Exercise directions: Every entry must be given again exactly.

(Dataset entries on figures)
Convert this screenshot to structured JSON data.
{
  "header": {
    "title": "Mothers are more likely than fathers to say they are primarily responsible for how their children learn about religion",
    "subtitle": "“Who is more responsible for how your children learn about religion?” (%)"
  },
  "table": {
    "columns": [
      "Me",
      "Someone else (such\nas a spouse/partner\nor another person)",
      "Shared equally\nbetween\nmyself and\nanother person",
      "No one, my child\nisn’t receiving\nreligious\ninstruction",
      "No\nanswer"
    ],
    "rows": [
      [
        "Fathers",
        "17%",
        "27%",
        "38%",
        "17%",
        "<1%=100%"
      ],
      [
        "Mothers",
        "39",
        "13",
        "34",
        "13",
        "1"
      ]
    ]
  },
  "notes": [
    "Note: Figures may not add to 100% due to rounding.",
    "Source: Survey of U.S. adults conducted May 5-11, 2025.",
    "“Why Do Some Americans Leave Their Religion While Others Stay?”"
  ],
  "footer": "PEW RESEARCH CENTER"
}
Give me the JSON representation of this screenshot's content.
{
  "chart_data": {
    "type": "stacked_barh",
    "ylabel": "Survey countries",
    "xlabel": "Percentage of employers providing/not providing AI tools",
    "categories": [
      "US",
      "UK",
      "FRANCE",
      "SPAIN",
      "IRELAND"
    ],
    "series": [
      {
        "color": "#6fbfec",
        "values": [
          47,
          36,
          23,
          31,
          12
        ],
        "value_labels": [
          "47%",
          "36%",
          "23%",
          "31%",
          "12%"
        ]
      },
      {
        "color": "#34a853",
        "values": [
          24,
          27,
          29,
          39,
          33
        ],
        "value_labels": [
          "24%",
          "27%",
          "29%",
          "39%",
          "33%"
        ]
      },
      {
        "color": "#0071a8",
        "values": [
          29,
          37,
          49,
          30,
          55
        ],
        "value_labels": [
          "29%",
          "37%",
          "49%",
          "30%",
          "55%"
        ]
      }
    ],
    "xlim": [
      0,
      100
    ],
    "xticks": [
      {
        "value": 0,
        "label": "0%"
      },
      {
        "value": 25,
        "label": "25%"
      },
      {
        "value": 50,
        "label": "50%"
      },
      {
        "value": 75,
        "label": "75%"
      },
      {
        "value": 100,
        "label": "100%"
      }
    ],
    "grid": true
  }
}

In response:
Convert this screenshot to structured JSON data.
{
  "header": {
    "title": "Mothers are more likely than fathers to say they are primarily responsible for how their children learn about religion",
    "subtitle": "“Who is more responsible for how your children learn about religion?” (%)"
  },
  "table": {
    "columns": [
      "Me",
      "Someone else (such\nas a spouse/partner\nor another person)",
      "Shared equally\nbetween\nmyself and\nanother person",
      "No one, my child\nisn’t receiving\nreligious\ninstruction",
      "No\nanswer"
    ],
    "rows": [
      [
        "Fathers",
        "17%",
        "27%",
        "38%",
        "17%",
        "<1%=100%"
      ],
      [
        "Mothers",
        "39",
        "13",
        "34",
        "13",
        "1"
      ]
    ]
  },
  "notes": [
    "Note: Figures may not add to 100% due to rounding.",
    "Source: Survey of U.S. adults conducted May 5-11, 2025.",
    "“Why Do Some Americans Leave Their Religion While Others Stay?”"
  ],
  "footer": "PEW RESEARCH CENTER"
}
Give me the JSON representation of this screenshot's content.
{
  "chart_data": {
    "type": "stacked_barh",
    "ylabel": "Survey countries",
    "xlabel": "Percentage of employers providing/not providing AI tools",
    "categories": [
      "US",
      "UK",
      "FRANCE",
      "SPAIN",
      "IRELAND"
    ],
    "series": [
      {
        "color": "#6fbfec",
        "values": [
          47,
          36,
          23,
          31,
          12
        ],
        "value_labels": [
          "47%",
          "36%",
          "23%",
          "31%",
          "12%"
        ]
      },
      {
        "color": "#34a853",
        "values": [
          24,
          27,
          29,
          39,
          33
        ],
        "value_labels": [
          "24%",
          "27%",
          "29%",
          "39%",
          "33%"
        ]
      },
      {
        "color": "#0071a8",
        "values": [
          29,
          37,
          49,
          30,
          55
        ],
        "value_labels": [
          "29%",
          "37%",
          "49%",
          "30%",
          "55%"
        ]
      }
    ],
    "xlim": [
      0,
      100
    ],
    "xticks": [
      {
        "value": 0,
        "label": "0%"
      },
      {
        "value": 25,
        "label": "25%"
      },
      {
        "value": 50,
        "label": "50%"
      },
      {
        "value": 75,
        "label": "75%"
      },
      {
        "value": 100,
        "label": "100%"
      }
    ],
    "grid": true
  }
}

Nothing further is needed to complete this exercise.